### SHORT TASK
Check every line of the material below for "page". Give the number of lines that have it, and only that.

### GIVEN ENTRIES
* * * * *

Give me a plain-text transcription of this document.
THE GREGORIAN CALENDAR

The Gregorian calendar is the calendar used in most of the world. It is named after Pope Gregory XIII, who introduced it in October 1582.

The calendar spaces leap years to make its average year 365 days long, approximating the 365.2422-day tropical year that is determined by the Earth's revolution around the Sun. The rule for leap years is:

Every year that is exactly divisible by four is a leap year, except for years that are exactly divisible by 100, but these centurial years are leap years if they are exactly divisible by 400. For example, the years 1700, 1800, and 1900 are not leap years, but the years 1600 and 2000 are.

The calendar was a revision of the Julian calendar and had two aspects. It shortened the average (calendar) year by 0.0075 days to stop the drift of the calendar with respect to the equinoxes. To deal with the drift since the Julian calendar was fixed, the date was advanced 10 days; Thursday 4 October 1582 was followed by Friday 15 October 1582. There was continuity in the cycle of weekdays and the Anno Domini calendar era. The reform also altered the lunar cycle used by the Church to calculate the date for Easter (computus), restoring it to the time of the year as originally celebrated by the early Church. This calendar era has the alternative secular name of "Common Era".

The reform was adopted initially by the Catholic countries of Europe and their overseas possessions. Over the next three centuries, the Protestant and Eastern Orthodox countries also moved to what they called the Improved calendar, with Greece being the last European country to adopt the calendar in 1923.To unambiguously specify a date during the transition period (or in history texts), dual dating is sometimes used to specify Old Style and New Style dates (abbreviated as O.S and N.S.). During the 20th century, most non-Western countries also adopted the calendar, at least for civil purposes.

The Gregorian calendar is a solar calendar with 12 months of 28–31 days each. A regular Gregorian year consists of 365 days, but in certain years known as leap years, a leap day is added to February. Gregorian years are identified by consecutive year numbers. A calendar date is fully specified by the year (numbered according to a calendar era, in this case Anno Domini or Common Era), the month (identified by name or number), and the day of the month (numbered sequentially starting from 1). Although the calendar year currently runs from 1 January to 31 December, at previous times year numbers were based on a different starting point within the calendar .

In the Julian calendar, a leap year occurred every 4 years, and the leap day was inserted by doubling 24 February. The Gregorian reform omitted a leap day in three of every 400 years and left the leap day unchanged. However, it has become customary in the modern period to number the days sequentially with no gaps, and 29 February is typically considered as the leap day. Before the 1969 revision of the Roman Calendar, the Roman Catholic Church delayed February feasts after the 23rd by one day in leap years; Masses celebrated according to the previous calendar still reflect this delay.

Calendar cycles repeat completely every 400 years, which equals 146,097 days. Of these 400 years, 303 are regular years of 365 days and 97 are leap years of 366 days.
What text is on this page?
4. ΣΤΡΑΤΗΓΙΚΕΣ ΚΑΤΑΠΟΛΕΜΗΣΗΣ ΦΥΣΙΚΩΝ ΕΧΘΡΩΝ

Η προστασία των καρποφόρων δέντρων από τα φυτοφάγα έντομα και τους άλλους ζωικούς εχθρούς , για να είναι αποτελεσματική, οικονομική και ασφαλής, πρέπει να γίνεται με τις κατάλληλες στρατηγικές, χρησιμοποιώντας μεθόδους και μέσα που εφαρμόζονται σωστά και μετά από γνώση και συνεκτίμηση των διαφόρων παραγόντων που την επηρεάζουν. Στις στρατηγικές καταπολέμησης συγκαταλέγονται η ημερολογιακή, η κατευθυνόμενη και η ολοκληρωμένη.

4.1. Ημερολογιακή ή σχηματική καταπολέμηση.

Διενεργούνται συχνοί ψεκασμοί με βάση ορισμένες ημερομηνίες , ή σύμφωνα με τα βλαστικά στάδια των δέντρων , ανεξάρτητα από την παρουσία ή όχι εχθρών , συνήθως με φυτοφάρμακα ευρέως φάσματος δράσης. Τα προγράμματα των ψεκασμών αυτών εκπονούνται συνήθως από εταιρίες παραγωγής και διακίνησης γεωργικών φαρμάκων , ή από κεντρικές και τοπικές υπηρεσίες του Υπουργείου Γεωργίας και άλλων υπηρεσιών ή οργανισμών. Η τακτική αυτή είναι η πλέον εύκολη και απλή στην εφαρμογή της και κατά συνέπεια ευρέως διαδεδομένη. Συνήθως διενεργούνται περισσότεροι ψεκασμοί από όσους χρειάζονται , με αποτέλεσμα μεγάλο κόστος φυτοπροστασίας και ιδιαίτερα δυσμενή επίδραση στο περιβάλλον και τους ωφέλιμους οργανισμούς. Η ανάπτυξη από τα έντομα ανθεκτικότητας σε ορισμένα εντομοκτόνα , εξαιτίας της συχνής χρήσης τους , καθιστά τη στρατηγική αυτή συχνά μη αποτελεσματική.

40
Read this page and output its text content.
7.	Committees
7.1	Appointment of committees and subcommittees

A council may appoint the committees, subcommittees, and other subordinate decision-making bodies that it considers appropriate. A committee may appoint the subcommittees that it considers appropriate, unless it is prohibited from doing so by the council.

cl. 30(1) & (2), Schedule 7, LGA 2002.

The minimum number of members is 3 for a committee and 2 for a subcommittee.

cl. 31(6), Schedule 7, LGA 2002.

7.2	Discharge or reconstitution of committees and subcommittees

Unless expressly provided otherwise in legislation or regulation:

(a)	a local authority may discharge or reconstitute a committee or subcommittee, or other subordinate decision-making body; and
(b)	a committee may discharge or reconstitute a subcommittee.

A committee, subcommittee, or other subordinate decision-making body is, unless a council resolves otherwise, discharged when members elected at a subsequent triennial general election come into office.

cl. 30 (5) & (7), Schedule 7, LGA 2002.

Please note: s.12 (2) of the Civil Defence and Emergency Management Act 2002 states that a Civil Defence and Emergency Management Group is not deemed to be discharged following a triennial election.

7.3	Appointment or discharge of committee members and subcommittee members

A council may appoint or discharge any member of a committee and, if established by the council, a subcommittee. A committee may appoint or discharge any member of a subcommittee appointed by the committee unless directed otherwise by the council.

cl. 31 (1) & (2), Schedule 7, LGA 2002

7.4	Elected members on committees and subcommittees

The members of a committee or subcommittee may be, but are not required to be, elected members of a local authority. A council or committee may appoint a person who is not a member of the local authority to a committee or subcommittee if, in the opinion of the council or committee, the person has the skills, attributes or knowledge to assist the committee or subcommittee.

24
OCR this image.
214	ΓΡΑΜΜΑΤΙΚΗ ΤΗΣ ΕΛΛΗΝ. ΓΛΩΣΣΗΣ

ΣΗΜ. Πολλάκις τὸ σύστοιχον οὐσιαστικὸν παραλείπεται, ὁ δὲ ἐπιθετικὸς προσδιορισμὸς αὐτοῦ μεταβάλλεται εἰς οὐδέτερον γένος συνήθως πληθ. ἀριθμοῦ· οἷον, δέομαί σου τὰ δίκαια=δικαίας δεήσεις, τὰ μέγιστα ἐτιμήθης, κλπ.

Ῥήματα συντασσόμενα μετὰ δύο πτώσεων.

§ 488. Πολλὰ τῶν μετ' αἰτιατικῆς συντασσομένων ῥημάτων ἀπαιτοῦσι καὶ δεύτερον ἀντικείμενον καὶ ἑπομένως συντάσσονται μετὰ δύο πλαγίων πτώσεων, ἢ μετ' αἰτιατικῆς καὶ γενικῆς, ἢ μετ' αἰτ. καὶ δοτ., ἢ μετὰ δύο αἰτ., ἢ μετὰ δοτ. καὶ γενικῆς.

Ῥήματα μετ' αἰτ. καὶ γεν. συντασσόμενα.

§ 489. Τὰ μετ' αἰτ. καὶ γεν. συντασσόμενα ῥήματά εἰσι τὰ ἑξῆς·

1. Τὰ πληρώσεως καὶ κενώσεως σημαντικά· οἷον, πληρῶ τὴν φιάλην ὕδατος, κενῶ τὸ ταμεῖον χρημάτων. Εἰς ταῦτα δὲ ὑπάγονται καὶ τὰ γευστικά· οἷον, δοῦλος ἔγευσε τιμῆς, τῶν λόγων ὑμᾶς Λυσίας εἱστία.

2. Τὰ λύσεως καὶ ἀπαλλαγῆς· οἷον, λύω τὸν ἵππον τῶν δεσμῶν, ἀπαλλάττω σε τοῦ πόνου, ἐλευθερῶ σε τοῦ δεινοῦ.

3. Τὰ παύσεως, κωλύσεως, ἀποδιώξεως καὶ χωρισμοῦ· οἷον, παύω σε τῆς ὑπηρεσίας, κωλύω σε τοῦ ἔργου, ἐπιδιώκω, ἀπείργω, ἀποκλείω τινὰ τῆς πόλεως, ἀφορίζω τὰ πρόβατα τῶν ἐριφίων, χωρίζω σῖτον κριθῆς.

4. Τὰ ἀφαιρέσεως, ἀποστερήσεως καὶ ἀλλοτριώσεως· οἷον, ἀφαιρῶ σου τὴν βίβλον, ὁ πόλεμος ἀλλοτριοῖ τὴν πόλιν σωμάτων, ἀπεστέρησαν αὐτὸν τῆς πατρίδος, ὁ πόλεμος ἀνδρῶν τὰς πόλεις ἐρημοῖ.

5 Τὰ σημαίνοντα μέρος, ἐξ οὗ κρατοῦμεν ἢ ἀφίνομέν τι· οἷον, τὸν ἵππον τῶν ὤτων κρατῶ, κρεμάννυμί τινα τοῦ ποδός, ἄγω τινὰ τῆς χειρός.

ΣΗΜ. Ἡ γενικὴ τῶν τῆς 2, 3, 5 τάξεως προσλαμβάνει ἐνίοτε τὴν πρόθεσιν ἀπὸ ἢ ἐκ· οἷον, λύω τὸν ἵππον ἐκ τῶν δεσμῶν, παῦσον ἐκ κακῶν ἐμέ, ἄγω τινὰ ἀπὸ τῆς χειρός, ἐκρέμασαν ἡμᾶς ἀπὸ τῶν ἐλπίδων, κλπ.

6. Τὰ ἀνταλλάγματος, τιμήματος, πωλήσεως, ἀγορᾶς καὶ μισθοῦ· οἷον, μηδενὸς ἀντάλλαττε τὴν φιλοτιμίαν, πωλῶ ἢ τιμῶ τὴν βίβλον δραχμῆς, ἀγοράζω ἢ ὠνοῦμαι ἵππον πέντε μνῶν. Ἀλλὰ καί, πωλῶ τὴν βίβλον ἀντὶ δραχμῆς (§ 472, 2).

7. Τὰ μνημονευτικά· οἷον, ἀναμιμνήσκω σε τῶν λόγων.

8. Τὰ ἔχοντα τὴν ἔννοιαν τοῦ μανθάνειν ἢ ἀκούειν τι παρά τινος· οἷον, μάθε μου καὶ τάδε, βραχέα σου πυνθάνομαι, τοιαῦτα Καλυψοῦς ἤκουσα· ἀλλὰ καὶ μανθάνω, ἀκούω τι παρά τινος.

* * * * *

### THE SOLUTION
2